Your objective: Without the pictures, print each of the records below exactly as it appears.

Items:
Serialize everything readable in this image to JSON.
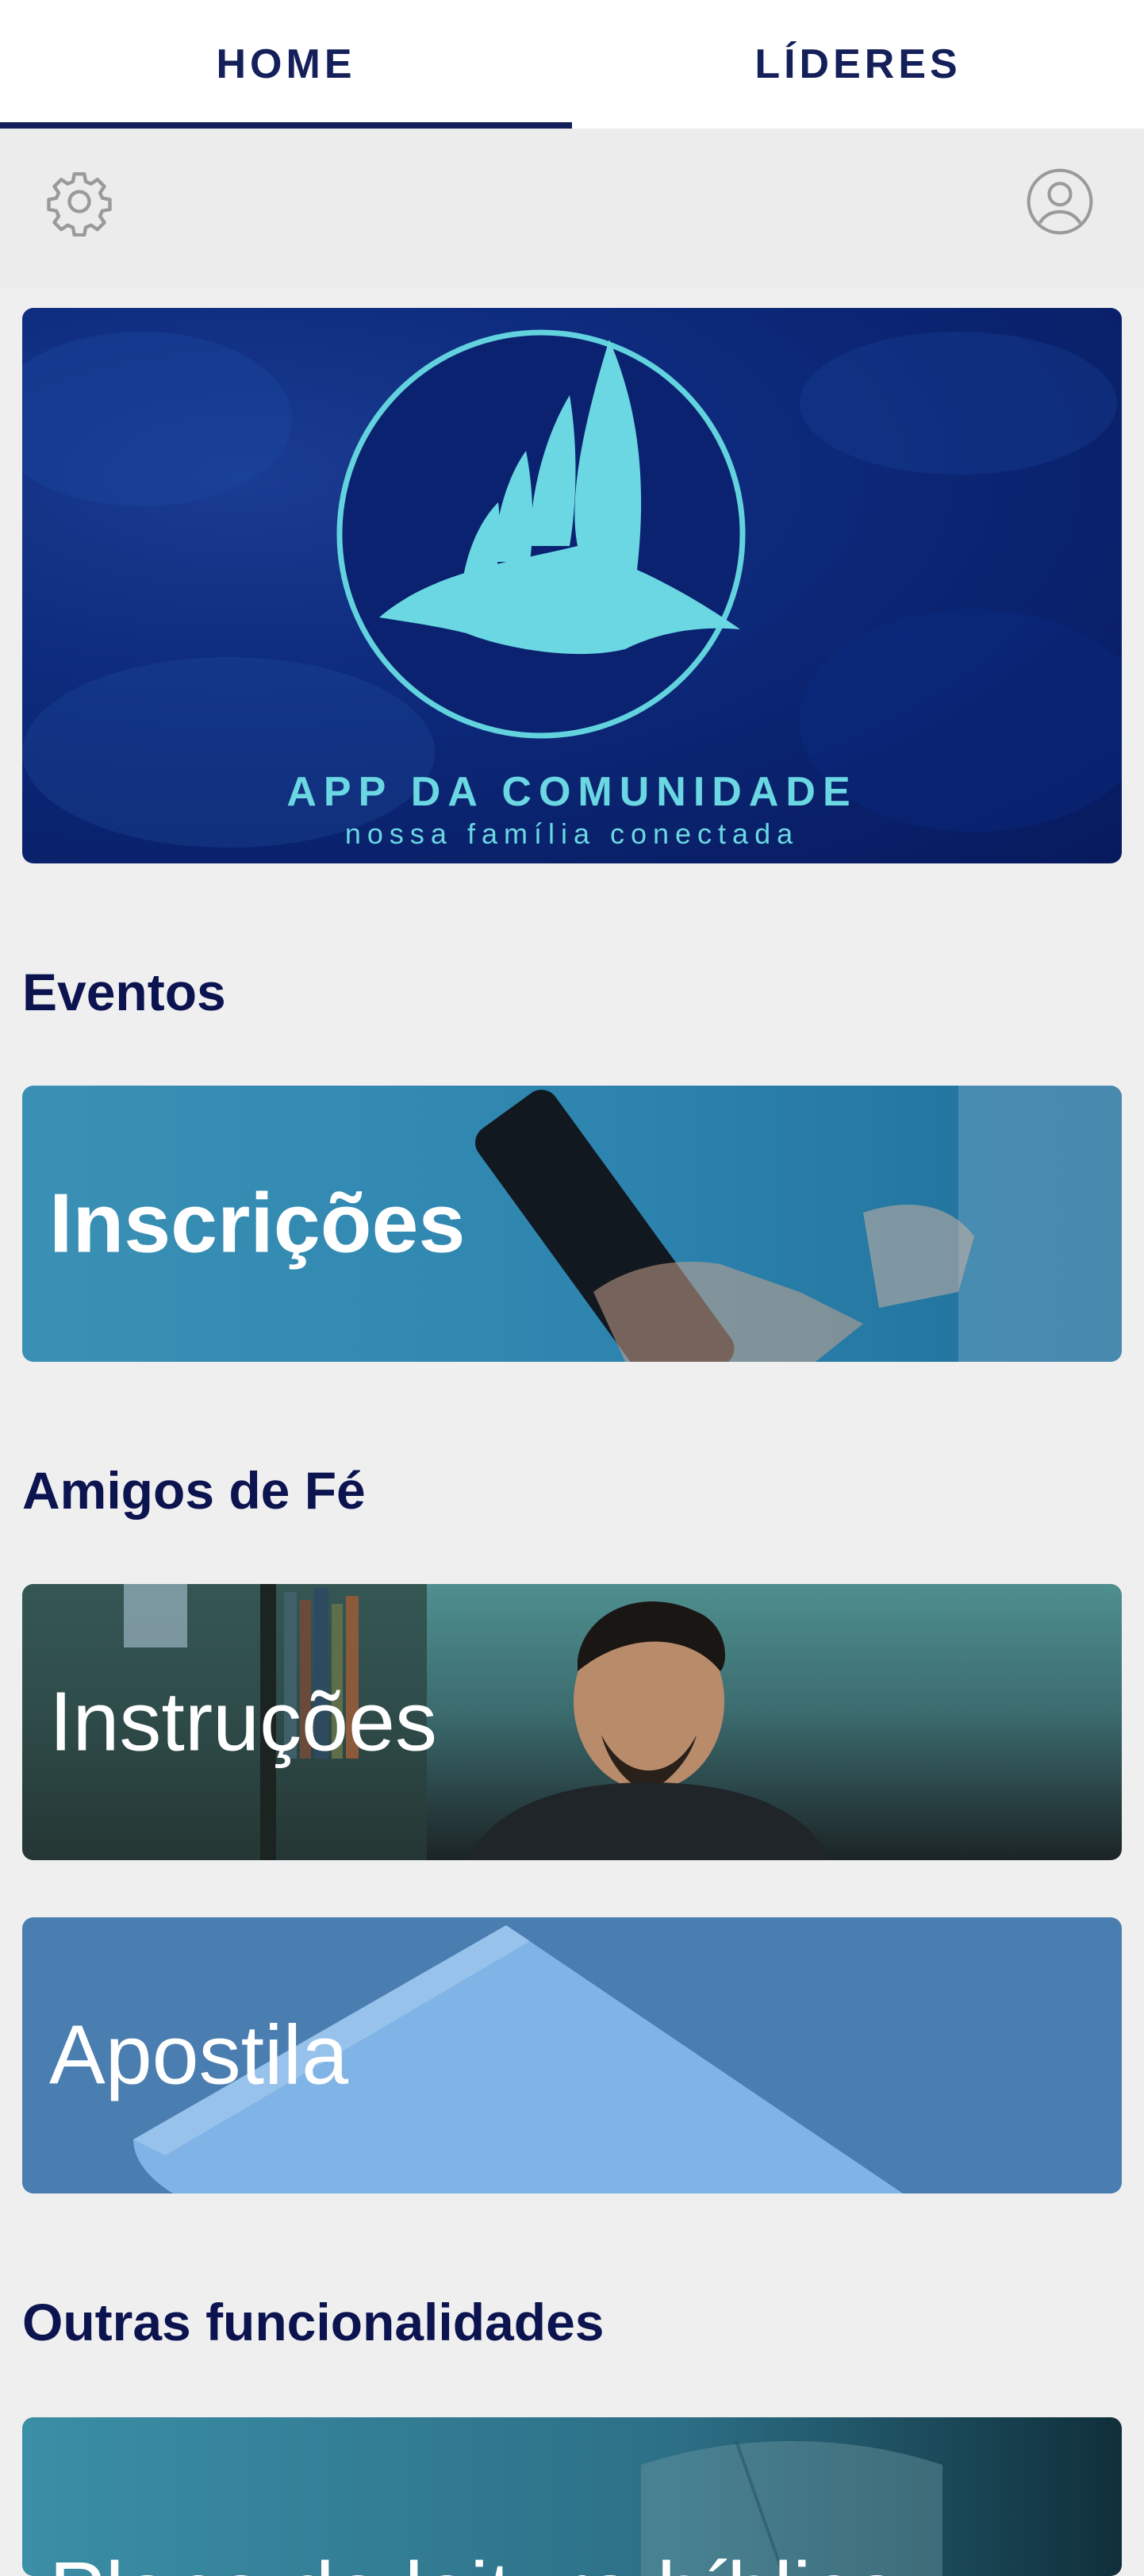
{
  "tabs": [
    {
      "label": "HOME",
      "active": true
    },
    {
      "label": "LÍDERES",
      "active": false
    }
  ],
  "toolbar": {
    "left_icon": "gear-icon",
    "right_icon": "user-circle-icon"
  },
  "banner": {
    "title": "APP DA COMUNIDADE",
    "subtitle": "nossa família conectada",
    "logo_icon": "dove-icon"
  },
  "sections": {
    "eventos": {
      "title": "Eventos",
      "cards": [
        {
          "label": "Inscrições"
        }
      ]
    },
    "amigos": {
      "title": "Amigos de Fé",
      "cards": [
        {
          "label": "Instruções"
        },
        {
          "label": "Apostila"
        }
      ]
    },
    "outras": {
      "title": "Outras funcionalidades",
      "cards": [
        {
          "label": "Plano de leitura bíblica"
        }
      ]
    }
  },
  "colors": {
    "primary": "#15205a",
    "accent": "#6ad7e2",
    "background": "#f0eff0"
  }
}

Exercise answer:
Serialize everything readable in this image to JSON.
{
  "tabs": [
    {
      "label": "HOME",
      "active": true
    },
    {
      "label": "LÍDERES",
      "active": false
    }
  ],
  "toolbar": {
    "left_icon": "gear-icon",
    "right_icon": "user-circle-icon"
  },
  "banner": {
    "title": "APP DA COMUNIDADE",
    "subtitle": "nossa família conectada",
    "logo_icon": "dove-icon"
  },
  "sections": {
    "eventos": {
      "title": "Eventos",
      "cards": [
        {
          "label": "Inscrições"
        }
      ]
    },
    "amigos": {
      "title": "Amigos de Fé",
      "cards": [
        {
          "label": "Instruções"
        },
        {
          "label": "Apostila"
        }
      ]
    },
    "outras": {
      "title": "Outras funcionalidades",
      "cards": [
        {
          "label": "Plano de leitura bíblica"
        }
      ]
    }
  },
  "colors": {
    "primary": "#15205a",
    "accent": "#6ad7e2",
    "background": "#f0eff0"
  }
}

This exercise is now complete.